[Chart and figure data]
***

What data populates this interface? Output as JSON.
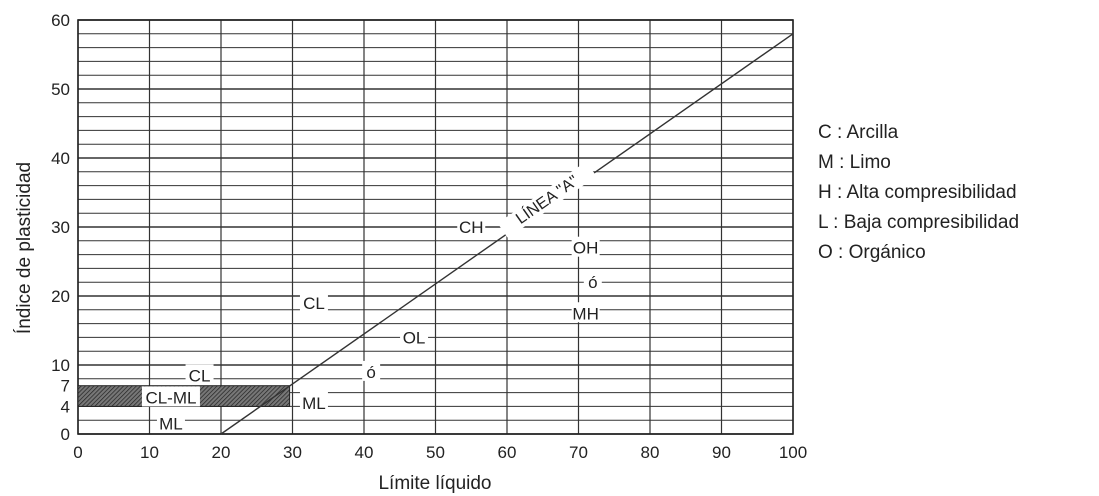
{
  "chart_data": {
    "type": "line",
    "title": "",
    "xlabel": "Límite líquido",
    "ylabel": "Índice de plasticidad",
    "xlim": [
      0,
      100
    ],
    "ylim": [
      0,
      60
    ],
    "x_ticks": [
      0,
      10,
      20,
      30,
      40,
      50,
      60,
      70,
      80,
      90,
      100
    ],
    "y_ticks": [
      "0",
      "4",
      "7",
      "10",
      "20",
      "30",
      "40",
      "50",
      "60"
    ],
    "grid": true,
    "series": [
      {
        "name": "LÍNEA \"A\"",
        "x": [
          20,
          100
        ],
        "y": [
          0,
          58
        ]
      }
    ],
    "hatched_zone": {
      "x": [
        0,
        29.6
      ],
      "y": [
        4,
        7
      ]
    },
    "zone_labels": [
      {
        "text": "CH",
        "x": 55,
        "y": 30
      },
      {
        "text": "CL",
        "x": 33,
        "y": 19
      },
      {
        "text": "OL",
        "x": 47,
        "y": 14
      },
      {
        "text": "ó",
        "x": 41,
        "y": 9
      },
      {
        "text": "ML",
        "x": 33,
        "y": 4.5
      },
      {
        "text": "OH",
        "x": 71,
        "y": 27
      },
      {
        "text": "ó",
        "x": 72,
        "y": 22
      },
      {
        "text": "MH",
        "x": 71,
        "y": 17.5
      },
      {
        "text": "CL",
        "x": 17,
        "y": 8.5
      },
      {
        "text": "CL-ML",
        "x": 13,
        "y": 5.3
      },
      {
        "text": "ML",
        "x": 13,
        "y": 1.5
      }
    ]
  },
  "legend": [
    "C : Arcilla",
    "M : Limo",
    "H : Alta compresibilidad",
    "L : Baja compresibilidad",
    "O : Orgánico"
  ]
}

***

## Task objective
Point out every line holding the string "text" and copy it.

## Worked solution
        "text": "CH",
        "text": "CL",
        "text": "OL",
        "text": "ó",
        "text": "ML",
        "text": "OH",
        "text": "ó",
        "text": "MH",
        "text": "CL",
        "text": "CL-ML",
        "text": "ML",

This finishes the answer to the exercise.